> Extracted text
┌────────

So in order to more precisely and robustly measure an anti-aging intervention it would be better to have biomarkers on a smaller level - molecular markers, for example epigenetic or proteomic changes that occur with age and that would respond upon an intervention that also improves health.

This type of predictive and personalized medicine is the future, where people instead of getting sick have their diseases tracked and prevented in their early stages. It is also an absolute necessity to know that something has an effect early on when for example doing clinical studies on an age-related disease and to measure how well someone is responding to a therapy. 

The areas where the most progress so far has happened is the so-called epigenetic clocks. These clocks measure the epigenome, which are the heritable changes to the genome that in contrast to the genome are acquired by environmental factors. These changes can be for example histone modifications (the proteins that our DNA is wrapped around) as well as methylation patterns (methyl groups added to our genome in response to the physiologic environment and passage of time, so called CpG islands). Epigenetics is constantly changing as opposed to genetics and subsequently can also reflect lifestyle changes as well as improvements in disease conditions. The epigenome in itself affects how genes are expressed in the body and subsequently alterations in the epigenome will affect many disease states, outside of aging this is an important area of research in cancer. Since cancer is abnormal cell growth there is a wide range of epigenetic alterations that turn cells malignant driving aberrant proliferation (Jones et al 2016).

By looking at large-scale human data from cohorts one can measure changes in the epigenome occurring with time and that reliably are correlated with disease outcomes and death. Using artificial intelligence one can analyze this data and correlate it with age to more and more accurately predict how well individuals in the cohort are aging. 

Epigenetic aging

With aging there is also a variation in the epigenetic landscape across the body, for example it is established that there are variations between different tissues when it comes to aging which is reflected in the epigenome. For example the lungs of a smoker may have a higher chronological age as reflected in the epigenome than other tissues that have been less directly exposed. The area around a tumour is also likely to show alterations that aren’t present in healthier tissue, so epigenetic clocks measure the tissue quality across the systems. 

The area of epigenetic measurement of age has been pioneered by scientists such as Steve Horvath and Morgan Levine among others. They have constructed epigenetic measuring tools that have been validated and normalized on large numbers of people and found to correlate with aging. The GrimAge and Levine (DnamAge) clock have subsequently turned into among the most well known of the field, despite that there are now many competitors upcoming.

└────────

> Problem details
Continue the passage on epigenetic clocks as biomarkers of aging, starting after its final sentence.

> Excerpted data
┌────────

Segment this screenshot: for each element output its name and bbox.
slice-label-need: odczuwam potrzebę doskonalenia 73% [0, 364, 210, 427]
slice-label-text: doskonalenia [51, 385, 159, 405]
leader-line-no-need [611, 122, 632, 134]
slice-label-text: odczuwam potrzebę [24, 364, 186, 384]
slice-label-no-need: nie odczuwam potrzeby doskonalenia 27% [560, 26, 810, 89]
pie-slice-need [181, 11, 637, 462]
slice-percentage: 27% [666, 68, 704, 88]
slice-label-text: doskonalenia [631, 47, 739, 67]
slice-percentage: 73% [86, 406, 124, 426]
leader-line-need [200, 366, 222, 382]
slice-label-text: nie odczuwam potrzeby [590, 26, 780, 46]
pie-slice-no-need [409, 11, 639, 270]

└────────

> Output of the exercise
Grimage and PhenoAge have been assessed and validated on nearly 10 000 individuals of different ages and shown to correlate with general deterioration in physiology. Disease states they have been correlated with include decreasing walking speed in elderly, memory problems and grip strengths as well as the ultimate endpoint which is mortality (Lu et al 2019).

These findings have spurred the growth of the field as even simple things that are actionable today, such as exercise and healthy eating, can produce measurable outcomes on the epigenetic level and it therefore becomes an area that is actionable. 

Epigenetic clocks are nowadays on the market for customers but  should be taken with a grain of salt since they are still at an experimental stage and not part of mainstream medicine to diagnose a particular disease condition. For a person who is interested in longevity and wants to try and quantify their age with the best available diagnostics today it would make sense to take several epigenetic tests and combine them, forming a composite epigenetic score to approximate one's health (Belsky et al 2018).

A good biomarker of aging needs to correlate with disease and generalized frailty to determine which people have the highest biological age, it would also need to be robust and predictive and respond to future therapies that would truly reverse aspects of aging. It is already well established that people do age at different rates even in the absence of very specific disease conditions and that those who age the slowest tend to survive the longest.

For example supercentenarians (people who survive to the age of 110 years or more) tend to look younger than other people of the same age earlier in life. Most supercentenarians do not only avoid or delay specific diseases such as cancer and heart disease until late in life, they also retain their general ability to function much longer (Schoenhoefen et al 2006).

A typical person surviving to 110-115 years of age is often fully independent until the age of 105 and subsequently spend a similar amount of time needing care as many older people who only survive until their 90s. In order to understand the processes of aging it is often useful to look at the extremes, and tissue samples of supercentenarians have shown that they do age at a slower speed than others having a lower epigenetic age (Horvath et al 2015). So in many ways it could be said that the oldest people in the world die while being in similar physiological states as people who are a couple decades younger than them, they just accumulate that aging damage and get sick from it at a slower rate which makes them live longer. 

It remains for science to quantify exactly how it occurs when it happens, and how to use this knowledge to develop therapies that benefit all of humanity.

In the meantime, the best things that can be done is to advance the research of tools to quantify the aging processes in the body and be able to get epigenetic clocks and other  markers accurate enough to become part of any baseline medical checkup.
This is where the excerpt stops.